• Raw data:
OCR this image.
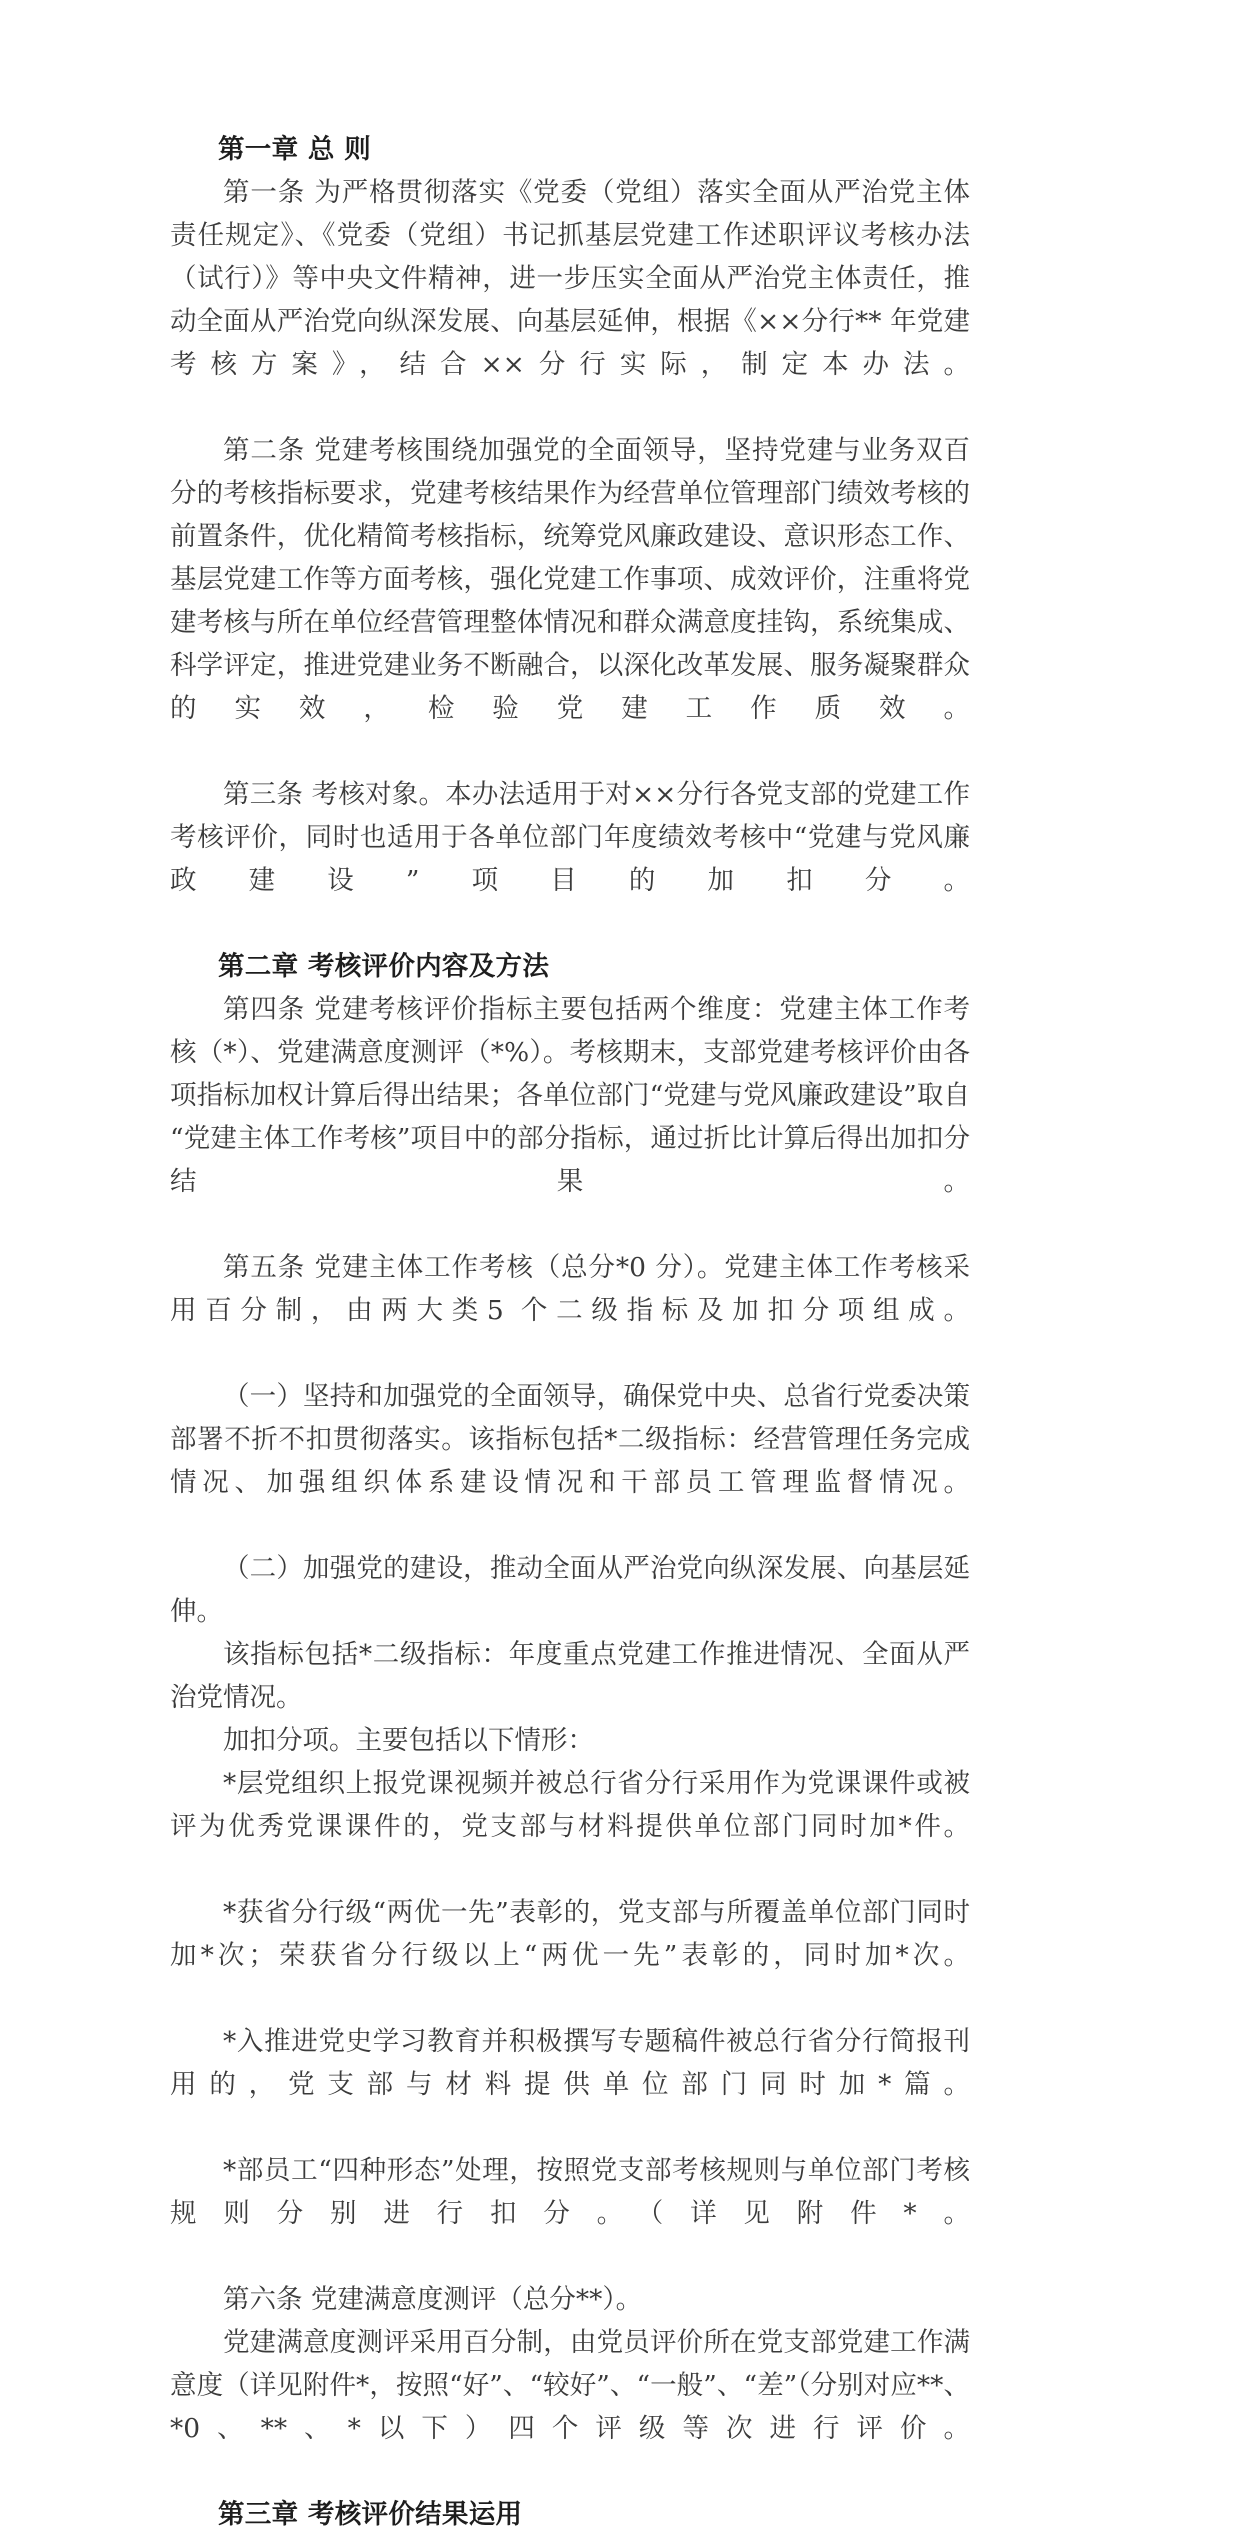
第一章 总 则

第一条 为严格贯彻落实《党委（党组）落实全面从严治党主体责任规定》、《党委（党组）书记抓基层党建工作述职评议考核办法（试行）》等中央文件精神，进一步压实全面从严治党主体责任，推动全面从严治党向纵深发展、向基层延伸，根据《××分行** 年党建考核方案》，结合××分行实际，制定本办法。

第二条 党建考核围绕加强党的全面领导，坚持党建与业务双百分的考核指标要求，党建考核结果作为经营单位管理部门绩效考核的前置条件，优化精简考核指标，统筹党风廉政建设、意识形态工作、基层党建工作等方面考核，强化党建工作事项、成效评价，注重将党建考核与所在单位经营管理整体情况和群众满意度挂钩，系统集成、科学评定，推进党建业务不断融合，以深化改革发展、服务凝聚群众的实效，检验党建工作质效。

第三条 考核对象。本办法适用于对××分行各党支部的党建工作考核评价，同时也适用于各单位部门年度绩效考核中“党建与党风廉政建设”项目的加扣分。

第二章 考核评价内容及方法

第四条 党建考核评价指标主要包括两个维度：党建主体工作考核（*）、党建满意度测评（*%）。考核期末，支部党建考核评价由各项指标加权计算后得出结果；各单位部门“党建与党风廉政建设”取自“党建主体工作考核”项目中的部分指标，通过折比计算后得出加扣分结果。

第五条 党建主体工作考核（总分*0 分）。党建主体工作考核采用百分制，由两大类5 个二级指标及加扣分项组成。

（一）坚持和加强党的全面领导，确保党中央、总省行党委决策部署不折不扣贯彻落实。该指标包括*二级指标：经营管理任务完成情况、加强组织体系建设情况和干部员工管理监督情况。

（二）加强党的建设，推动全面从严治党向纵深发展、向基层延伸。

该指标包括*二级指标：年度重点党建工作推进情况、全面从严治党情况。

加扣分项。主要包括以下情形：

*层党组织上报党课视频并被总行省分行采用作为党课课件或被评为优秀党课课件的，党支部与材料提供单位部门同时加*件。

*获省分行级“两优一先”表彰的，党支部与所覆盖单位部门同时加*次；荣获省分行级以上“两优一先”表彰的，同时加*次。

*入推进党史学习教育并积极撰写专题稿件被总行省分行简报刊用的，党支部与材料提供单位部门同时加*篇。

*部员工“四种形态”处理，按照党支部考核规则与单位部门考核规则分别进行扣分。（详见附件*。

第六条 党建满意度测评（总分**）。

党建满意度测评采用百分制，由党员评价所在党支部党建工作满意度（详见附件*，按照“好”、“较好”、“一般”、“差”（分别对应**、*0、**、*以下）四个评级等次进行评价。

第三章 考核评价结果运用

• Challenge: State how many lines of the records above contain the word "该指标包括", and give only that number.

• Solution: 2